Extracted data
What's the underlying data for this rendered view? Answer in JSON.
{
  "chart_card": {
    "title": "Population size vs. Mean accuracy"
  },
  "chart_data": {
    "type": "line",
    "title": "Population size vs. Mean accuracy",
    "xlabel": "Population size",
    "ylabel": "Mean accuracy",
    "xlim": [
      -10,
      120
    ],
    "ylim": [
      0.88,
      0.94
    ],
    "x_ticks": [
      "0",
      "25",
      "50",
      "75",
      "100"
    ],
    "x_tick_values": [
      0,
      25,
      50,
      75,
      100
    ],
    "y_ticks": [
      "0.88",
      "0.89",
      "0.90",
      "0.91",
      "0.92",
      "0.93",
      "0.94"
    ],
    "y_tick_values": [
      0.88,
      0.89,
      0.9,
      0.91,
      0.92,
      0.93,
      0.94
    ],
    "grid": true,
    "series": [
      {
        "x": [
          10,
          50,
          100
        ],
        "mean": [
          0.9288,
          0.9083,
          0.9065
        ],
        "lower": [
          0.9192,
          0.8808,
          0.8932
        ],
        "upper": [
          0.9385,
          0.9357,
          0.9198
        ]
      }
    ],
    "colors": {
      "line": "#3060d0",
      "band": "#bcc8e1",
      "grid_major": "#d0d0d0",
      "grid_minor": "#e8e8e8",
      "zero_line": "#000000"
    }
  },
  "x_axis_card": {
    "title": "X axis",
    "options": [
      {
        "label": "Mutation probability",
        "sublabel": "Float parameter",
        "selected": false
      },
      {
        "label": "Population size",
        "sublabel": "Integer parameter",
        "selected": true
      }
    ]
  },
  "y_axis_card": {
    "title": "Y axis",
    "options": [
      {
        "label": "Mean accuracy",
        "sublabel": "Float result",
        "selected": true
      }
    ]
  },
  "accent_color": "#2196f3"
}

The task
Print the entries exactly. Include every one.

Exercise solution
What's the underlying data for this rendered view? Answer in JSON.
{
  "chart_card": {
    "title": "Population size vs. Mean accuracy"
  },
  "chart_data": {
    "type": "line",
    "title": "Population size vs. Mean accuracy",
    "xlabel": "Population size",
    "ylabel": "Mean accuracy",
    "xlim": [
      -10,
      120
    ],
    "ylim": [
      0.88,
      0.94
    ],
    "x_ticks": [
      "0",
      "25",
      "50",
      "75",
      "100"
    ],
    "x_tick_values": [
      0,
      25,
      50,
      75,
      100
    ],
    "y_ticks": [
      "0.88",
      "0.89",
      "0.90",
      "0.91",
      "0.92",
      "0.93",
      "0.94"
    ],
    "y_tick_values": [
      0.88,
      0.89,
      0.9,
      0.91,
      0.92,
      0.93,
      0.94
    ],
    "grid": true,
    "series": [
      {
        "x": [
          10,
          50,
          100
        ],
        "mean": [
          0.9288,
          0.9083,
          0.9065
        ],
        "lower": [
          0.9192,
          0.8808,
          0.8932
        ],
        "upper": [
          0.9385,
          0.9357,
          0.9198
        ]
      }
    ],
    "colors": {
      "line": "#3060d0",
      "band": "#bcc8e1",
      "grid_major": "#d0d0d0",
      "grid_minor": "#e8e8e8",
      "zero_line": "#000000"
    }
  },
  "x_axis_card": {
    "title": "X axis",
    "options": [
      {
        "label": "Mutation probability",
        "sublabel": "Float parameter",
        "selected": false
      },
      {
        "label": "Population size",
        "sublabel": "Integer parameter",
        "selected": true
      }
    ]
  },
  "y_axis_card": {
    "title": "Y axis",
    "options": [
      {
        "label": "Mean accuracy",
        "sublabel": "Float result",
        "selected": true
      }
    ]
  },
  "accent_color": "#2196f3"
}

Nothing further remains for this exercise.